**Objective**
Answer with the number of lines in the listing below that contain the word "What", and nothing else.

**Stored data**
----

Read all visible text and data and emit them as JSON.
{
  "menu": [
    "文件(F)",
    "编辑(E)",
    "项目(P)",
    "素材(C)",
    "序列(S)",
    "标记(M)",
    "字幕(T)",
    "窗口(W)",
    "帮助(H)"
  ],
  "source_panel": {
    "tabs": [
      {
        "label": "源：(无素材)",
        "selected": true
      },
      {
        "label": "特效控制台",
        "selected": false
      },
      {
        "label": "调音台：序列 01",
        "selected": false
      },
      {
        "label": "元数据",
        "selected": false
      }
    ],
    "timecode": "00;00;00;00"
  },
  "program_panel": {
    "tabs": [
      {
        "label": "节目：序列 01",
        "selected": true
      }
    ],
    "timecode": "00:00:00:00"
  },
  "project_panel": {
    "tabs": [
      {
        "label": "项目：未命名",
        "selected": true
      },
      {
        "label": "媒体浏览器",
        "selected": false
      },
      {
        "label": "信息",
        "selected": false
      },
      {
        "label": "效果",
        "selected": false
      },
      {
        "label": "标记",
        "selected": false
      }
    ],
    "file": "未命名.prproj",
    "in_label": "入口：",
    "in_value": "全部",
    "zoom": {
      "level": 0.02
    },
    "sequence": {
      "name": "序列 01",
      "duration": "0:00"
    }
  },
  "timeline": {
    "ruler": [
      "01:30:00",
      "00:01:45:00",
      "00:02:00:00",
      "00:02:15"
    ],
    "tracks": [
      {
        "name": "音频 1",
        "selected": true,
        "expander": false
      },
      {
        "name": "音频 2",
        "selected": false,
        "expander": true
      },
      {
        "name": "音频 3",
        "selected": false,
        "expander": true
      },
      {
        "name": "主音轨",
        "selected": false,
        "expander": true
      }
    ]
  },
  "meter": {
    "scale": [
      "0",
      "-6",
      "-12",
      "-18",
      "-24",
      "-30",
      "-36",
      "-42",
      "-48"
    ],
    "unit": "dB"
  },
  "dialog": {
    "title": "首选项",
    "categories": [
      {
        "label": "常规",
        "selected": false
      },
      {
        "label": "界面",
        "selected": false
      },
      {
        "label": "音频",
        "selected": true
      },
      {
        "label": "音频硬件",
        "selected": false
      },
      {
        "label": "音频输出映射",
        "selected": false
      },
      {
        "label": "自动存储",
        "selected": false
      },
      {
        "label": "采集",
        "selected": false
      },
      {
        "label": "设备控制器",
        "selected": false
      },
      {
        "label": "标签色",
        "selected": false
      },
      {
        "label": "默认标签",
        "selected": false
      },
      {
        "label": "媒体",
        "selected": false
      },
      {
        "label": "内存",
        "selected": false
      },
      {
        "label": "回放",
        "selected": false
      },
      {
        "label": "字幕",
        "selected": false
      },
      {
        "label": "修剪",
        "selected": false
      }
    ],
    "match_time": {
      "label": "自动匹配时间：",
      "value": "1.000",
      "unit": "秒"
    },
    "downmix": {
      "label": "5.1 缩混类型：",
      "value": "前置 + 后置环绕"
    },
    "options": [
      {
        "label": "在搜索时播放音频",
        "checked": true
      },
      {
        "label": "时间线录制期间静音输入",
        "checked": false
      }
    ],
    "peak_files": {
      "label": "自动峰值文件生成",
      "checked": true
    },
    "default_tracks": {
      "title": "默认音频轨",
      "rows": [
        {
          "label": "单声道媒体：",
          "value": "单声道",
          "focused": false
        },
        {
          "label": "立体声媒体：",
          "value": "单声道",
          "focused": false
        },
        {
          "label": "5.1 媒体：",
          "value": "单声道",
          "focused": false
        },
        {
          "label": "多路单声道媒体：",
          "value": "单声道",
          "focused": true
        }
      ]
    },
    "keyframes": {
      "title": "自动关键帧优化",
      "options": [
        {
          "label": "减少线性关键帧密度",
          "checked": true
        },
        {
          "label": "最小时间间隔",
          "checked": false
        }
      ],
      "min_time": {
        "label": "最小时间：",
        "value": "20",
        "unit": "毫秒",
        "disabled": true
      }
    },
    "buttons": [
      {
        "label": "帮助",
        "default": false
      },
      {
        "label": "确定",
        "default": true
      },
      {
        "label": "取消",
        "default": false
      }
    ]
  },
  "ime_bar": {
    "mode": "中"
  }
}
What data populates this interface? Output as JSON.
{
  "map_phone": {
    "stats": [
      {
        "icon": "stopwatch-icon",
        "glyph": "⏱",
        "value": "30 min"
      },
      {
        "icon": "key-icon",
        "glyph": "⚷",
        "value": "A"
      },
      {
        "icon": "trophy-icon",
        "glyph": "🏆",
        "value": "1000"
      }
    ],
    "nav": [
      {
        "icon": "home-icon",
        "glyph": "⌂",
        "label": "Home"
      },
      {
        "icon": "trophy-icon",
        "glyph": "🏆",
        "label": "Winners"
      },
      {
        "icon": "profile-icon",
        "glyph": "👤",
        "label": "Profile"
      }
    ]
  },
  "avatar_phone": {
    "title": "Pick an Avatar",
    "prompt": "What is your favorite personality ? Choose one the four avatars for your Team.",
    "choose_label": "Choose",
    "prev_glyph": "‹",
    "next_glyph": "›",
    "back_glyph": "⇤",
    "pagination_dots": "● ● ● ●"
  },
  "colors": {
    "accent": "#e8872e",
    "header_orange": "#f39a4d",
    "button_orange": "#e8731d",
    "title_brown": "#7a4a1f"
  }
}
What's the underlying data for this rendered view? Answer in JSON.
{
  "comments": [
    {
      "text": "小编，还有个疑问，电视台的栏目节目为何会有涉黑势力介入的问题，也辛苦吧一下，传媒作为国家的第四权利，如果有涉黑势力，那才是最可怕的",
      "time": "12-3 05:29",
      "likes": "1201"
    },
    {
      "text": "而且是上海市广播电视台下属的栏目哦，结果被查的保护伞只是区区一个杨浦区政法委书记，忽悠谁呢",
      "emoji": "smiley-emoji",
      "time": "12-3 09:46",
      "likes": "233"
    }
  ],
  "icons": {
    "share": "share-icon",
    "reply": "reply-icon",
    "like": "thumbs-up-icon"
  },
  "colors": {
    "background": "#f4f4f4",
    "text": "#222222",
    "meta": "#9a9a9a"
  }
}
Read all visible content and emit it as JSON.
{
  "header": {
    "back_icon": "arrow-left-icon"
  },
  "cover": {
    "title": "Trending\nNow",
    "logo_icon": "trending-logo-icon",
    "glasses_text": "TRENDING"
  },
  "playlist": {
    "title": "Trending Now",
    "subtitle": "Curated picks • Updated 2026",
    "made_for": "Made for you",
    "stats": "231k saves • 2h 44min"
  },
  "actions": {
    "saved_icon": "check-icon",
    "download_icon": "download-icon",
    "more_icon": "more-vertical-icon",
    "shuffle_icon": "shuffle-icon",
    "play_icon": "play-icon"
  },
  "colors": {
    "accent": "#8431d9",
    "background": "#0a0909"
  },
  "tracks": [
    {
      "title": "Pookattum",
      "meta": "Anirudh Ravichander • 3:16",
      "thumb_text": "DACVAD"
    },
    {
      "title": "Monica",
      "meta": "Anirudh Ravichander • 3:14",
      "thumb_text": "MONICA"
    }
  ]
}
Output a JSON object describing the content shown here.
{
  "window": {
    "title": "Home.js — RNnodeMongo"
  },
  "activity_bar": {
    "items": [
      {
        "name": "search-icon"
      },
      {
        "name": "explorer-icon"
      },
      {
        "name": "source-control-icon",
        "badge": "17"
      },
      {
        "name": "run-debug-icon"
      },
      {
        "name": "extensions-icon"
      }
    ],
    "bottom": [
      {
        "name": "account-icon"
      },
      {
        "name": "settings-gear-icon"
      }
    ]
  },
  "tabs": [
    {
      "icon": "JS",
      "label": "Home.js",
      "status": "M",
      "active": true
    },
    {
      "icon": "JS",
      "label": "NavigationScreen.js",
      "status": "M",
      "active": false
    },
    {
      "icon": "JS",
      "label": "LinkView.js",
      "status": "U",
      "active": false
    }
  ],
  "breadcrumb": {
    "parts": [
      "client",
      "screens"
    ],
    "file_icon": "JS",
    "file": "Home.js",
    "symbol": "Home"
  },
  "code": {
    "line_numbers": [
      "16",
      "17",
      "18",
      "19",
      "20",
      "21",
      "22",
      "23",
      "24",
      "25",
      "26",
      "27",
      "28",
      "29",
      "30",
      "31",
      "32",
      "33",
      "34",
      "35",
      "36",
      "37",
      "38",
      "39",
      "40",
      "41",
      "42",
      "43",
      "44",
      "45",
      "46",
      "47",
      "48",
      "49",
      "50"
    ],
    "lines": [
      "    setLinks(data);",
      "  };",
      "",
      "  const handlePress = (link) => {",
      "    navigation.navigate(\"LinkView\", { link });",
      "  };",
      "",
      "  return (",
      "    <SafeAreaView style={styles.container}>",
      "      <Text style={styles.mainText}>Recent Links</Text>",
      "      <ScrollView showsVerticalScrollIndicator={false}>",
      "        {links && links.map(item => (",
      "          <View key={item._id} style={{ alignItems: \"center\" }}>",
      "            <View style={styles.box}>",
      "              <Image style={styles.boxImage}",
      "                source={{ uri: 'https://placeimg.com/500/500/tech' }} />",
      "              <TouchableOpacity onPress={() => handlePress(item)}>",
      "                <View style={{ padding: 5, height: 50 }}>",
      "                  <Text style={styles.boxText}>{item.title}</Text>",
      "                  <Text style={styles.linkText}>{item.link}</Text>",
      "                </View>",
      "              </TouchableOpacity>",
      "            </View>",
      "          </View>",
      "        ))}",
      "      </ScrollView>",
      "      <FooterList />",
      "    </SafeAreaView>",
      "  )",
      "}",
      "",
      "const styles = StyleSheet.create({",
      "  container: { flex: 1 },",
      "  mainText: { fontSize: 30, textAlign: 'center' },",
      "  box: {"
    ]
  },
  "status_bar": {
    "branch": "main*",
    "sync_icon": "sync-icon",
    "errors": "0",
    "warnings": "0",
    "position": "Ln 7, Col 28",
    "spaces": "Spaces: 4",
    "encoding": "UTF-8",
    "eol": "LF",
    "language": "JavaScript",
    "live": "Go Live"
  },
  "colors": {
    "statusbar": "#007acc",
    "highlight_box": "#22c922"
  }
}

----

**Output for this task**
3